**Task requirements**
Using the data below, repeat all of it precisely.

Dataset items
******

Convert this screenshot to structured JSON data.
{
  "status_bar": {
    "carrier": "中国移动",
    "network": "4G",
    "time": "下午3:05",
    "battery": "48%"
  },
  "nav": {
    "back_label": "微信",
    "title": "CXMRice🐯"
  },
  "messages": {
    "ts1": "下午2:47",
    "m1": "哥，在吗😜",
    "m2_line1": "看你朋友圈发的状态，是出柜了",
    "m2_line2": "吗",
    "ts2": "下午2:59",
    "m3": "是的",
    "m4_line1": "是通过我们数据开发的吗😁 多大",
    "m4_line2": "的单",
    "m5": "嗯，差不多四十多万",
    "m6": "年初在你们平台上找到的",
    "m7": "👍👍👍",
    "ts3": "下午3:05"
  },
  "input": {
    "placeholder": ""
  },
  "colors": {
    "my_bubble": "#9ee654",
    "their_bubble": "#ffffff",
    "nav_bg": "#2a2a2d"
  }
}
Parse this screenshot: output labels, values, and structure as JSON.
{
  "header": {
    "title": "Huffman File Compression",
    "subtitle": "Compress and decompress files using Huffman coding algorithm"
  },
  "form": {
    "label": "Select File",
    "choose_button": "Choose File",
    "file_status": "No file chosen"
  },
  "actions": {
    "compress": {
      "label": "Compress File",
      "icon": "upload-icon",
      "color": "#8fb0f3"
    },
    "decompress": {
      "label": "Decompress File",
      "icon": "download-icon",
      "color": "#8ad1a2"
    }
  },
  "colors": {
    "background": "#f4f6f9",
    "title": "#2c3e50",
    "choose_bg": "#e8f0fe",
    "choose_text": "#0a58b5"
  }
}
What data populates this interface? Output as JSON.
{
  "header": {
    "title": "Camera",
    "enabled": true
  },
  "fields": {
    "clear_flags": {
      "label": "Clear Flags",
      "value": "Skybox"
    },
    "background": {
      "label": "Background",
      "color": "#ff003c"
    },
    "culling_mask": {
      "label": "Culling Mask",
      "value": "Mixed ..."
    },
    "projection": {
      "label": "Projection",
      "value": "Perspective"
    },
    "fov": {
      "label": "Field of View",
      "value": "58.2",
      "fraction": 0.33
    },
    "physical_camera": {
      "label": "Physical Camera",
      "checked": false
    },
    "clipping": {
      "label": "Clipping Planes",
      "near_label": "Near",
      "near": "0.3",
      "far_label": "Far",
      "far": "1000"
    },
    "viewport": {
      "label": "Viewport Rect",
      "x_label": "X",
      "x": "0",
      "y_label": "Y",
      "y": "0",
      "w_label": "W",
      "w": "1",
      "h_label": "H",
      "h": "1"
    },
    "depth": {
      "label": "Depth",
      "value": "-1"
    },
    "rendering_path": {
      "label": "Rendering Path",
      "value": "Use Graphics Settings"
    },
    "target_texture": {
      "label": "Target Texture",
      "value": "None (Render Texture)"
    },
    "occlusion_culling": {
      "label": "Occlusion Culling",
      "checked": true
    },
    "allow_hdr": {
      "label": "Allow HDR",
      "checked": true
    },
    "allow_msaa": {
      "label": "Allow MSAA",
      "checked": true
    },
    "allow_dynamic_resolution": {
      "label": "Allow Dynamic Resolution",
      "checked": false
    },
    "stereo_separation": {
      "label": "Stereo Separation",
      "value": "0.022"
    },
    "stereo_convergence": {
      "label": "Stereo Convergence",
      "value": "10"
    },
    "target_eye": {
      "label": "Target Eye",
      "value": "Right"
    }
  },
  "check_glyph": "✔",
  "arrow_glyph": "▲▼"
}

******

**The reply**
Convert this screenshot to structured JSON data.
{
  "status_bar": {
    "carrier": "中国移动",
    "network": "4G",
    "time": "下午3:05",
    "battery": "48%"
  },
  "nav": {
    "back_label": "微信",
    "title": "CXMRice🐯"
  },
  "messages": {
    "ts1": "下午2:47",
    "m1": "哥，在吗😜",
    "m2_line1": "看你朋友圈发的状态，是出柜了",
    "m2_line2": "吗",
    "ts2": "下午2:59",
    "m3": "是的",
    "m4_line1": "是通过我们数据开发的吗😁 多大",
    "m4_line2": "的单",
    "m5": "嗯，差不多四十多万",
    "m6": "年初在你们平台上找到的",
    "m7": "👍👍👍",
    "ts3": "下午3:05"
  },
  "input": {
    "placeholder": ""
  },
  "colors": {
    "my_bubble": "#9ee654",
    "their_bubble": "#ffffff",
    "nav_bg": "#2a2a2d"
  }
}
Parse this screenshot: output labels, values, and structure as JSON.
{
  "header": {
    "title": "Huffman File Compression",
    "subtitle": "Compress and decompress files using Huffman coding algorithm"
  },
  "form": {
    "label": "Select File",
    "choose_button": "Choose File",
    "file_status": "No file chosen"
  },
  "actions": {
    "compress": {
      "label": "Compress File",
      "icon": "upload-icon",
      "color": "#8fb0f3"
    },
    "decompress": {
      "label": "Decompress File",
      "icon": "download-icon",
      "color": "#8ad1a2"
    }
  },
  "colors": {
    "background": "#f4f6f9",
    "title": "#2c3e50",
    "choose_bg": "#e8f0fe",
    "choose_text": "#0a58b5"
  }
}
What data populates this interface? Output as JSON.
{
  "header": {
    "title": "Camera",
    "enabled": true
  },
  "fields": {
    "clear_flags": {
      "label": "Clear Flags",
      "value": "Skybox"
    },
    "background": {
      "label": "Background",
      "color": "#ff003c"
    },
    "culling_mask": {
      "label": "Culling Mask",
      "value": "Mixed ..."
    },
    "projection": {
      "label": "Projection",
      "value": "Perspective"
    },
    "fov": {
      "label": "Field of View",
      "value": "58.2",
      "fraction": 0.33
    },
    "physical_camera": {
      "label": "Physical Camera",
      "checked": false
    },
    "clipping": {
      "label": "Clipping Planes",
      "near_label": "Near",
      "near": "0.3",
      "far_label": "Far",
      "far": "1000"
    },
    "viewport": {
      "label": "Viewport Rect",
      "x_label": "X",
      "x": "0",
      "y_label": "Y",
      "y": "0",
      "w_label": "W",
      "w": "1",
      "h_label": "H",
      "h": "1"
    },
    "depth": {
      "label": "Depth",
      "value": "-1"
    },
    "rendering_path": {
      "label": "Rendering Path",
      "value": "Use Graphics Settings"
    },
    "target_texture": {
      "label": "Target Texture",
      "value": "None (Render Texture)"
    },
    "occlusion_culling": {
      "label": "Occlusion Culling",
      "checked": true
    },
    "allow_hdr": {
      "label": "Allow HDR",
      "checked": true
    },
    "allow_msaa": {
      "label": "Allow MSAA",
      "checked": true
    },
    "allow_dynamic_resolution": {
      "label": "Allow Dynamic Resolution",
      "checked": false
    },
    "stereo_separation": {
      "label": "Stereo Separation",
      "value": "0.022"
    },
    "stereo_convergence": {
      "label": "Stereo Convergence",
      "value": "10"
    },
    "target_eye": {
      "label": "Target Eye",
      "value": "Right"
    }
  },
  "check_glyph": "✔",
  "arrow_glyph": "▲▼"
}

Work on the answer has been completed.